Job: Which lines hold the word "обслуговування"? Show each of them.

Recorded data
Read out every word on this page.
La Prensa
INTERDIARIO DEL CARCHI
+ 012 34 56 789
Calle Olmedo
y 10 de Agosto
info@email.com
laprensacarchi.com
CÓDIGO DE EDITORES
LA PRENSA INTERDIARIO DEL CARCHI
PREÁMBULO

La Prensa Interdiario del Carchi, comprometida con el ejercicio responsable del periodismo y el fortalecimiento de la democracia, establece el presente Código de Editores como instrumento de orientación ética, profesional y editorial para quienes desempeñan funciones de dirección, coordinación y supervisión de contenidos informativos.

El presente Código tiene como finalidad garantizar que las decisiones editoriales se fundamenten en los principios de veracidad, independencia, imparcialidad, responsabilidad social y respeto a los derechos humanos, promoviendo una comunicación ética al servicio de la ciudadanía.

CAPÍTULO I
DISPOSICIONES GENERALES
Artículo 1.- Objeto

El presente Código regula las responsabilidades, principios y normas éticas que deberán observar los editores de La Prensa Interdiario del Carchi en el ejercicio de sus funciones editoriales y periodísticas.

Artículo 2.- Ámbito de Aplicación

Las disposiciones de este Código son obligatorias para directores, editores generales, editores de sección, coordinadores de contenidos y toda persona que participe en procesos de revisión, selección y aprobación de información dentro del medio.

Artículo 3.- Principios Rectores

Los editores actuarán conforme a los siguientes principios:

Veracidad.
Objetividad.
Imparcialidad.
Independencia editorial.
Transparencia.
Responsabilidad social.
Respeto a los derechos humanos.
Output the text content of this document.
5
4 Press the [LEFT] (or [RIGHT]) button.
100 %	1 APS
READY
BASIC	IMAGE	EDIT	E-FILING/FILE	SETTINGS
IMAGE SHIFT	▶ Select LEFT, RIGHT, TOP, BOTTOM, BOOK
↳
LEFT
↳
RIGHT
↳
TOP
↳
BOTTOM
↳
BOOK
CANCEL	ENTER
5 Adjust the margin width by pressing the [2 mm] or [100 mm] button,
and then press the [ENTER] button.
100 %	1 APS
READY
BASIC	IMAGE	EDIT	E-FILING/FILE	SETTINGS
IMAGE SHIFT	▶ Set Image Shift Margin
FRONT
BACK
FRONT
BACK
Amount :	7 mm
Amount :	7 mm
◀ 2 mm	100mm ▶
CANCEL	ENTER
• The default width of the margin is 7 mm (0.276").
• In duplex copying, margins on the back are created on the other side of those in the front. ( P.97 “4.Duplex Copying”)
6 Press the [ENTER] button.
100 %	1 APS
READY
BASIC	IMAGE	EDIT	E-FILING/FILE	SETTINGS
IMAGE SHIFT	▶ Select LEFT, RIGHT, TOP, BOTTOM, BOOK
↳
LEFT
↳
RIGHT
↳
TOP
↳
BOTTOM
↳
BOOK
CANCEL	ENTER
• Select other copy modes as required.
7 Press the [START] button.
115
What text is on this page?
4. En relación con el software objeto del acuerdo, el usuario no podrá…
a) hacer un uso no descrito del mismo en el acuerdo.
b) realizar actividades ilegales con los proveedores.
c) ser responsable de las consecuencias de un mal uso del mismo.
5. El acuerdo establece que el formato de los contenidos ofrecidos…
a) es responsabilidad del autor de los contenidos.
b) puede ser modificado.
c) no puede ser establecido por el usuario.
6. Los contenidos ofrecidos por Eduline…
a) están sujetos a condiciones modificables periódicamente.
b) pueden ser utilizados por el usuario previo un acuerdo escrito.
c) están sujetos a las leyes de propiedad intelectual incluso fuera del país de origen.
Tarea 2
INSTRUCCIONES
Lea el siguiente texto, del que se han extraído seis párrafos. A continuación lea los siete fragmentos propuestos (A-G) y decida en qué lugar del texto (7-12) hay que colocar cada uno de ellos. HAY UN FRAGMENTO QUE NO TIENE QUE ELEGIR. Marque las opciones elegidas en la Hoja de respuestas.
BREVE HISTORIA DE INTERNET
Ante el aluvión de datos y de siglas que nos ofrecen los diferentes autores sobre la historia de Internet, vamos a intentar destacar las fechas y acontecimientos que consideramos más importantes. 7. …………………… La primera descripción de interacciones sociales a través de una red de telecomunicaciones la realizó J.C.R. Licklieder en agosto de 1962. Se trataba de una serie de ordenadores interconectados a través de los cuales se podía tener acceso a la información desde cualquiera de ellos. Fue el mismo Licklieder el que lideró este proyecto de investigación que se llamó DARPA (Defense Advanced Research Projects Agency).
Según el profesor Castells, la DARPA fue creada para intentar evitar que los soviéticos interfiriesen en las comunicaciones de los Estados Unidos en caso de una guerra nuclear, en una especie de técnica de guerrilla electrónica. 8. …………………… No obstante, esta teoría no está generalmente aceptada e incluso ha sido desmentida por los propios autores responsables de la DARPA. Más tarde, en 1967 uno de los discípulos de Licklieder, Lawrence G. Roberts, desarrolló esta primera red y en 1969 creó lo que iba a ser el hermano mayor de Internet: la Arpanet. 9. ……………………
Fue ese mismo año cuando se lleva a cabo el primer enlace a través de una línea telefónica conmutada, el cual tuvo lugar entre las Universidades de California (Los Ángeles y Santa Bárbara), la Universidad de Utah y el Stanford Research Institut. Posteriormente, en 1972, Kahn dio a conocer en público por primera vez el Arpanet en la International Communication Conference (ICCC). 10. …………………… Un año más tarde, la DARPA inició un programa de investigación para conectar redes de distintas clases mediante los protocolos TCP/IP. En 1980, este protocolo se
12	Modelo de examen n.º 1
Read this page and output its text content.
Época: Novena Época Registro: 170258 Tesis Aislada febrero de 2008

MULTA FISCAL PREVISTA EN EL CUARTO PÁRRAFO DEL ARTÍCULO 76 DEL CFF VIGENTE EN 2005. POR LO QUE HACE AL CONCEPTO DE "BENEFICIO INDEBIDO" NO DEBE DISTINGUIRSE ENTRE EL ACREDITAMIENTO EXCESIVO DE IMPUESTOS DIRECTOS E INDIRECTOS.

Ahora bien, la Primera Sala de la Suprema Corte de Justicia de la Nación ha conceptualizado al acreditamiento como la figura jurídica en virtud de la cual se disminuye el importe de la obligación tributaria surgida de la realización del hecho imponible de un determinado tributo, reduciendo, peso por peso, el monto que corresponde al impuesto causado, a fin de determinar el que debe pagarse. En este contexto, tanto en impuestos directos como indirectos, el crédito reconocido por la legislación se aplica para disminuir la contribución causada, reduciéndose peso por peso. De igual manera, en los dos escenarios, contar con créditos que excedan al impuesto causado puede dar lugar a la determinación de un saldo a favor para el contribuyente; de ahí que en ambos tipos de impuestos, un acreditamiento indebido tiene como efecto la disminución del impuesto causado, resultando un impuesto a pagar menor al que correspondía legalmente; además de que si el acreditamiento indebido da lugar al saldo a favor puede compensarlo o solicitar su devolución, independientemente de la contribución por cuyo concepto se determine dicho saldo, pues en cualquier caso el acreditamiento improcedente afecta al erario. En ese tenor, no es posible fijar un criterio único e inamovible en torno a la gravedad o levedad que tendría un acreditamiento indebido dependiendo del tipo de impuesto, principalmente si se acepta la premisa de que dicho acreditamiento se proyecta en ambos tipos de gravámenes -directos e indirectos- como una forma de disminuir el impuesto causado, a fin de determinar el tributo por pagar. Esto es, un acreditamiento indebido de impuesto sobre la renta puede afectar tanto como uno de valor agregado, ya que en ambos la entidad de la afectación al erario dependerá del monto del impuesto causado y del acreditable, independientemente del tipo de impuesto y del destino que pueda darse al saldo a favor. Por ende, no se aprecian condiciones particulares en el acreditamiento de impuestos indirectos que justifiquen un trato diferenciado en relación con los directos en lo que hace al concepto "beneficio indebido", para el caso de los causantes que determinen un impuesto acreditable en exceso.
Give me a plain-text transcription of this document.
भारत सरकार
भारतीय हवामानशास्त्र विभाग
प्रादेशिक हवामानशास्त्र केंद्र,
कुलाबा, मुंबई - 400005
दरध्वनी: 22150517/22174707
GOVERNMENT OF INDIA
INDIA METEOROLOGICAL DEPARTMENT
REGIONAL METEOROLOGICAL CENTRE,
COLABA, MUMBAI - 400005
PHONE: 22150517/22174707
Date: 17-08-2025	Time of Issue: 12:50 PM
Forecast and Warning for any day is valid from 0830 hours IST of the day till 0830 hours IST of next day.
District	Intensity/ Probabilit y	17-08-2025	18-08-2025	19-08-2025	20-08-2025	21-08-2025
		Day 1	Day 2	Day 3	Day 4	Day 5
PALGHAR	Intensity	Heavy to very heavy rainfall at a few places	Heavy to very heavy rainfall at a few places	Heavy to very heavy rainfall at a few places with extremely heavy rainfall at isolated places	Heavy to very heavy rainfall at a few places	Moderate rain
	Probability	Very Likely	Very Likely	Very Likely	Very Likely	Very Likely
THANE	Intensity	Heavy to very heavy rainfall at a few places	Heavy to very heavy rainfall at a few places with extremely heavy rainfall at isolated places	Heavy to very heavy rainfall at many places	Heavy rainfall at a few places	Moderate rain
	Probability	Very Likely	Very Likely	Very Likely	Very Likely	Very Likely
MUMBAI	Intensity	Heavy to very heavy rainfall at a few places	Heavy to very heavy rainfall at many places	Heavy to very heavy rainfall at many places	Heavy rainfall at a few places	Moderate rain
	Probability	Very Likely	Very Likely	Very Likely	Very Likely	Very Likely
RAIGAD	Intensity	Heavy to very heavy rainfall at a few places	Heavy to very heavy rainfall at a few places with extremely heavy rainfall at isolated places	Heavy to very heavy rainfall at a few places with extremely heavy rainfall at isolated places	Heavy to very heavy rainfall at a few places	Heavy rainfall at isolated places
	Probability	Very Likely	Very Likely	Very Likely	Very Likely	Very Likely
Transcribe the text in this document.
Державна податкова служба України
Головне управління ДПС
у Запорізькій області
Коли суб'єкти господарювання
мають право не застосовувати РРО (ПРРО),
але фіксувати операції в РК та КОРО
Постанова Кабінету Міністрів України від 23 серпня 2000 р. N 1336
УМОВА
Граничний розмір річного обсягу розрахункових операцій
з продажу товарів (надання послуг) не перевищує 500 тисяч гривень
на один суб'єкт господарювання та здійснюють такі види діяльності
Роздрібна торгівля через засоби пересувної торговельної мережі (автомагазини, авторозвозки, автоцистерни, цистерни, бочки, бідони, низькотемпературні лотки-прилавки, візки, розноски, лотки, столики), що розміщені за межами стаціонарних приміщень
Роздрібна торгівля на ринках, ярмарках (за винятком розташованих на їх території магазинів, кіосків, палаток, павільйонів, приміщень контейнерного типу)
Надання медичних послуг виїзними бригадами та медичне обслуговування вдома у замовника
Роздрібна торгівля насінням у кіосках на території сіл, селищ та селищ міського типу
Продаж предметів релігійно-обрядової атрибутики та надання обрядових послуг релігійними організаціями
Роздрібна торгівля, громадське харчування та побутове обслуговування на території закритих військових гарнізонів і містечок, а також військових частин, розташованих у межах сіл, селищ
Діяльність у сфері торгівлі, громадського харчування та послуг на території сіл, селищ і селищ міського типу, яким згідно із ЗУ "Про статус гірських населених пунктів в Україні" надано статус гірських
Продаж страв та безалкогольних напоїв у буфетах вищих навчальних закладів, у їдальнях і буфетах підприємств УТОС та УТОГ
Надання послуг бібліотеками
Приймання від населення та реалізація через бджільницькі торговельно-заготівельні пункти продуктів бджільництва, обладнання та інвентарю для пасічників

Solution to this problem:
Надання медичних послуг виїзними бригадами та медичне обслуговування вдома у замовника
Роздрібна торгівля, громадське харчування та побутове обслуговування на території закритих військових гарнізонів і містечок, а також військових частин, розташованих у межах сіл, селищ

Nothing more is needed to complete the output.